:: Data shown ::

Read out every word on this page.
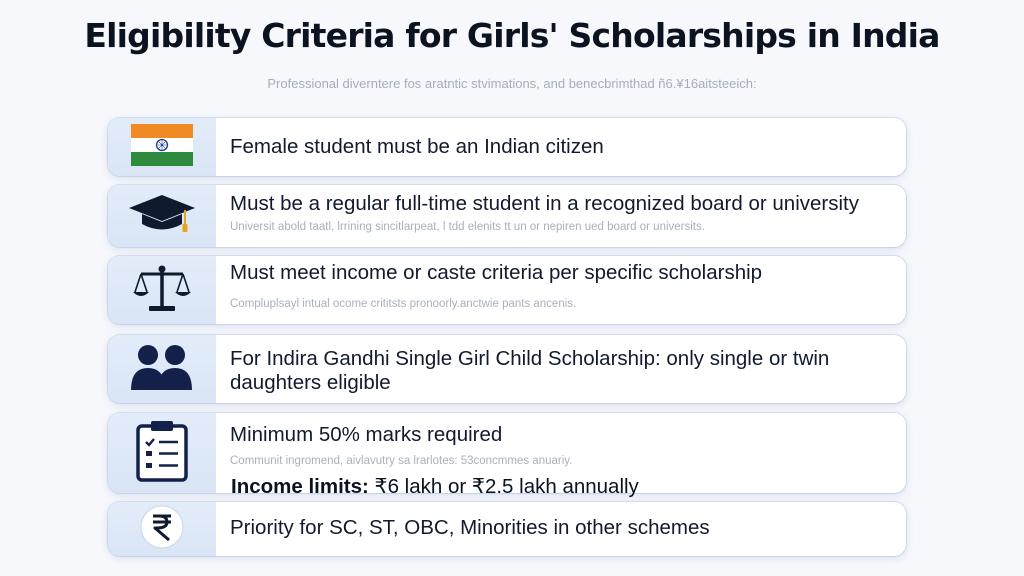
Eligibility Criteria for Girls' Scholarships in India
Professional diverntere fos aratntic stvimations, and benecbrimthad ñ6.¥16aitsteeich:
Female student must be an Indian citizen
Must be a regular full-time student in a recognized board or university
Universit abold taatl, lrrining sincitlarpeat, l tdd elenits tt un or nepiren ued board or universits.
Must meet income or caste criteria per specific scholarship
Compluplsayl intual ocome crititsts pronoorly.anctwie pants ancenis.
For Indira Gandhi Single Girl Child Scholarship: only single or twin daughters eligible
Minimum 50% marks required
Communit ingromend, aivlavutry sa lrarlotes: 53concmmes anuariy.
Income limits: ₹6 lakh or ₹2.5 lakh annually
Priority for SC, ST, OBC, Minorities in other schemes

:::

> [What needs to be done]
Provide the count, and nothing else, of lines in the data above where the word "student" occurs.

> [Reply to the task]
2